— BEGIN TEXT EXCERPT —
I had just arrived to New York; I was starting out my freshman year in college at Manhattanville College (a small private college in Westchester County). I remember being nervous starting a new “school” again. But it went breezy, just like the other million and one experiences of being the new kid. I was lucky enough that I had family 15 minutes away from campus, so I was able to get away from the hustle and bustle of college life and be around familiar faces.

I woke up on that Tuesday morning to my alarm going off. I had class and I didn’t want to be late, so I rushed to the bathroom, got myself ready and noticed that people where acting a little odd. I didn’t think much about it; I personally thought it was freshman the jitters. I walked by someone’s room and I heard something about a plane crash, but didn’t think twice about it. Since I didn’t have a TV in my room, I turned the radio on, but all I was getting was news. News? What freshman college student in their right mind wanted to hear news in the morning? Not I. So I turned it off and started getting my things ready for class. My room phone rings. It’s a friend of mine who lived a couple of doors down.

“Hello?”

“Ines, did you hear?”

“Hear what?”

“There’s has been an attack on the twin towers. A plane has crash into one of them.”

“What?!?!”

I hung up the phone and ran as fast as I could down the hallway to my friend’s room. And there it was, the twin towers being destroyed. A million and one things ran through my mind. I didn’t know what to do or what to say. I just stared at the TV monitor in awe. My friend and I headed to class, but shortly after entering class, it was cancelled, as did every class in the college and probably in the country. As I walked through the quad and looked to my right, in the horizon, I could faintly make out Manhattan. Chills.

After a few hours of watching the news it occurred to me that I hadn’t contacted my parents, my brother (who was living and working in Boston at the time) and my uncles. As I was getting my calling card, my mom called me. She said he had been trying for hours and finally got through to my brother and me. The conversation was short, because with all honesty what more could we say than “I’m ok”? I hung up and called my brother, he didn’t answer. I panicked. At that time authorities were evacuating many of the high-rise buildings in most cities across the country and my brother worked in one of them, the Hancock. Finally, after an hour of trying, I reached him. He said he was fine and that they were evacuating him and the others to a safer location and that he would talk to me later. Finally, for the first time that day, after talking to my brother, I felt a sense of relief. I also managed to call my uncles just in time, as the phone lines went sour.
— END TEXT EXCERPT —
— BEGIN ENTRIES —
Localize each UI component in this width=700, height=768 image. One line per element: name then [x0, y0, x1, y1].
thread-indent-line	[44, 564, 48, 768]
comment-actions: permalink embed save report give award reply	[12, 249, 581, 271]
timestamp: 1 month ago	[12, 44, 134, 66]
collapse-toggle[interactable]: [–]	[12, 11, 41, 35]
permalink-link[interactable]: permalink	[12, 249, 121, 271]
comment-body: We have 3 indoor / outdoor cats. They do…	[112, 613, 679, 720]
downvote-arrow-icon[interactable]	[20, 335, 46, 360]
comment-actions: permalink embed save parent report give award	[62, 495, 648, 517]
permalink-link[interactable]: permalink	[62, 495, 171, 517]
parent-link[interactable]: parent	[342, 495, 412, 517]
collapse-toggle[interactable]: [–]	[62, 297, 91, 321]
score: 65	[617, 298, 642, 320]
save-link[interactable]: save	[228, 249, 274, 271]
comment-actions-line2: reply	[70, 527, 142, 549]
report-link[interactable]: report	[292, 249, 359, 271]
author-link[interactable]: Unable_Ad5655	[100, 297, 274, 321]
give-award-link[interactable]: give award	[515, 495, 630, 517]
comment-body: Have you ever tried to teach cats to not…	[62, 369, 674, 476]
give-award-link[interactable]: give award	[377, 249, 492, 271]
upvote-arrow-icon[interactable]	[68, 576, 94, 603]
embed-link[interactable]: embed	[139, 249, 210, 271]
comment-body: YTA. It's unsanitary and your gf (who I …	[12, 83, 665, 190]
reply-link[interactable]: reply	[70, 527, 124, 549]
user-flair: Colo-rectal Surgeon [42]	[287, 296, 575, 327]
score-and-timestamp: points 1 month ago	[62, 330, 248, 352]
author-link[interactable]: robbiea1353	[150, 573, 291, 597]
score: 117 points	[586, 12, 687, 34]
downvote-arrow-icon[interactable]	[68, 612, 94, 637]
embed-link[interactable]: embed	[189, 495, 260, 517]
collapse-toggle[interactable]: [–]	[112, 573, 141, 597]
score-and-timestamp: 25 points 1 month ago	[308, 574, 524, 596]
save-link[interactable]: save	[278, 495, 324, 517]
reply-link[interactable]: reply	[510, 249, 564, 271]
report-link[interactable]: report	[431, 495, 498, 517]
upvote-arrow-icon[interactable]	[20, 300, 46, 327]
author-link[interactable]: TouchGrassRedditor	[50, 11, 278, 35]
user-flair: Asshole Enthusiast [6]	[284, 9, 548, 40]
— END ENTRIES —
§ **INSTRUCTIONS**
1. In the September 11 account, what building did the brother work in?
2. Write the next part of the September 11 account, starting after its final sentence.
The items are separate from the September 11 account.

§ **WRITTEN RESPONSES**
1. The Hancock.

2.
The entire college, city, state, country and world went in mourning following the attacks. I had never, in my life, seen such a unity.

Two weeks after the attack, my cousin’s – who were living in the DC area, drove up and my brother drove down from Boston to New York to unite as a family. We decided to head down to the city and visit. The smell. The people. The wreck. Those things are all embedded in my mind. Dust and sand was covering every building that was close to where the twin towers stood. You would see truck and fire department vehicles from all over the country. The military was also present, at that moment I wondered, are we safe? Believe it or not, seeing those men and women in military uniforms (forgive me when I say, that at that time I did not know what branch they were) holding rifles, made me feel safe. They are here to protect us.

We finally reached our final destination, Ground Zero. There are no words to describe that place, the feelings and emotions. We stood across the street from Ground Zero in silence.

A year later, on the anniversary of 9/11, my cousin and I returned to Ground Zero to remember those who died. It was a beautiful sunny day, just like it had been a year ago, and windy, extremely windy (I have my beliefs as to why it was windy that day, but I’ll let you have your own). We reached the area where they were reading out the names of the victims, and again, stood there in silence. I could not believe that we were here, in New York City, remembering what happened a year before. Remembering that tragic day and the victims. It felt incredibly surreal.

Now we are commemorating the 10-year anniversary and it still feels unreal. It still feels like it was a nightmare and I’m ready to snap out of it. But it isn’t and it wasn’t.

Never Forget.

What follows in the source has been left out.